Copy the data that follows exactly. Include no pictures.

## START

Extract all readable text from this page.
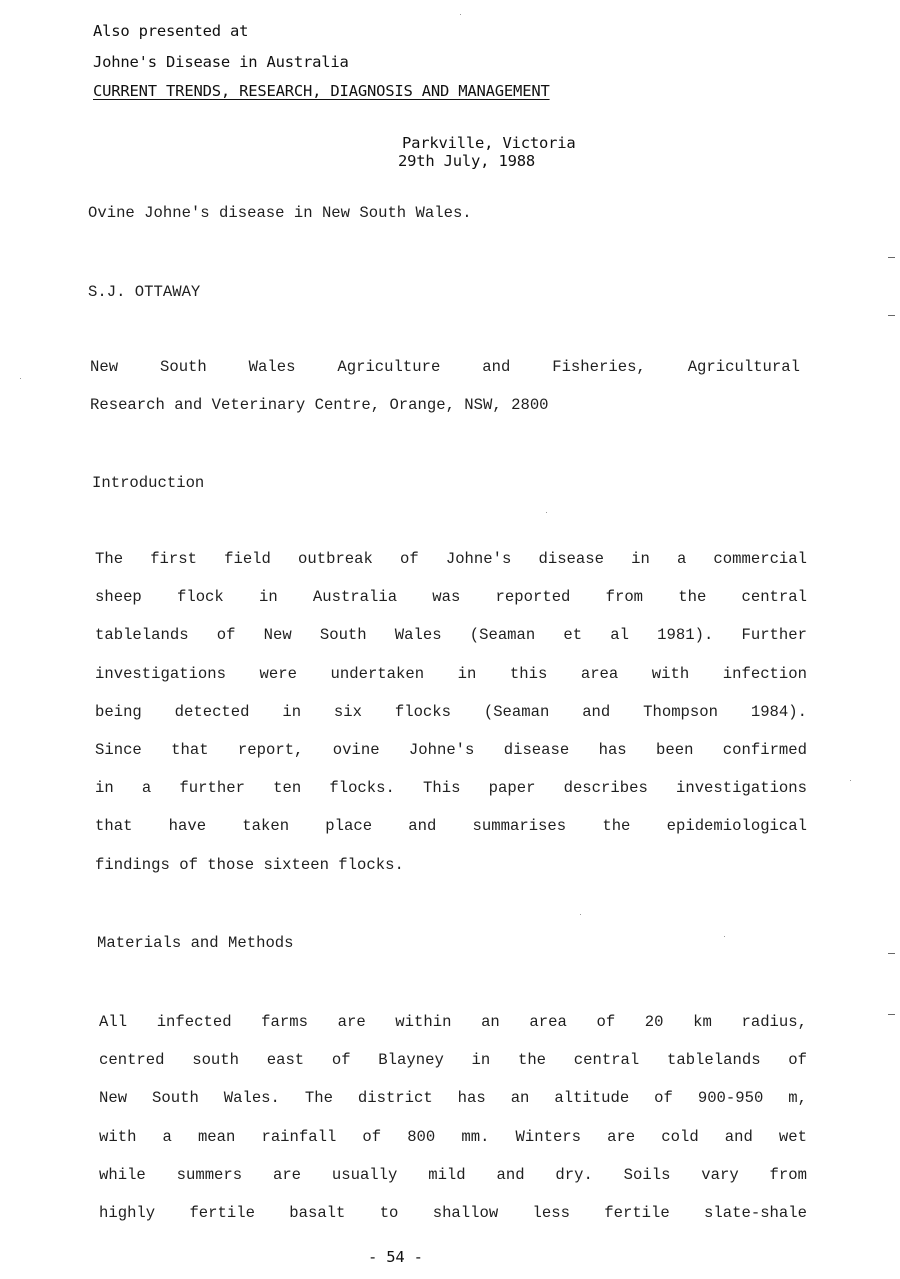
Also presented at
Johne's Disease in Australia
CURRENT TRENDS, RESEARCH, DIAGNOSIS AND MANAGEMENT
Parkville, Victoria
29th July, 1988
Ovine Johne's disease in New South Wales.
S.J. OTTAWAY
New South Wales Agriculture and Fisheries, Agricultural
Research and Veterinary Centre, Orange, NSW, 2800
Introduction
The first field outbreak of Johne's disease in a commercial
sheep flock in Australia was reported from the central
tablelands of New South Wales (Seaman et al 1981). Further
investigations were undertaken in this area with infection
being detected in six flocks (Seaman and Thompson 1984).
Since that report, ovine Johne's disease has been confirmed
in a further ten flocks. This paper describes investigations
that have taken place and summarises the epidemiological
findings of those sixteen flocks.
Materials and Methods
All infected farms are within an area of 20 km radius,
centred south east of Blayney in the central tablelands of
New South Wales. The district has an altitude of 900-950 m,
with a mean rainfall of 800 mm. Winters are cold and wet
while summers are usually mild and dry. Soils vary from
highly fertile basalt to shallow less fertile slate-shale
- 54 -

## END

Written answer —
Extract all readable text from this page.
Also presented at
Johne's Disease in Australia
CURRENT TRENDS, RESEARCH, DIAGNOSIS AND MANAGEMENT
Parkville, Victoria
29th July, 1988
Ovine Johne's disease in New South Wales.
S.J. OTTAWAY
New South Wales Agriculture and Fisheries, Agricultural
Research and Veterinary Centre, Orange, NSW, 2800
Introduction
The first field outbreak of Johne's disease in a commercial
sheep flock in Australia was reported from the central
tablelands of New South Wales (Seaman et al 1981). Further
investigations were undertaken in this area with infection
being detected in six flocks (Seaman and Thompson 1984).
Since that report, ovine Johne's disease has been confirmed
in a further ten flocks. This paper describes investigations
that have taken place and summarises the epidemiological
findings of those sixteen flocks.
Materials and Methods
All infected farms are within an area of 20 km radius,
centred south east of Blayney in the central tablelands of
New South Wales. The district has an altitude of 900-950 m,
with a mean rainfall of 800 mm. Winters are cold and wet
while summers are usually mild and dry. Soils vary from
highly fertile basalt to shallow less fertile slate-shale
- 54 -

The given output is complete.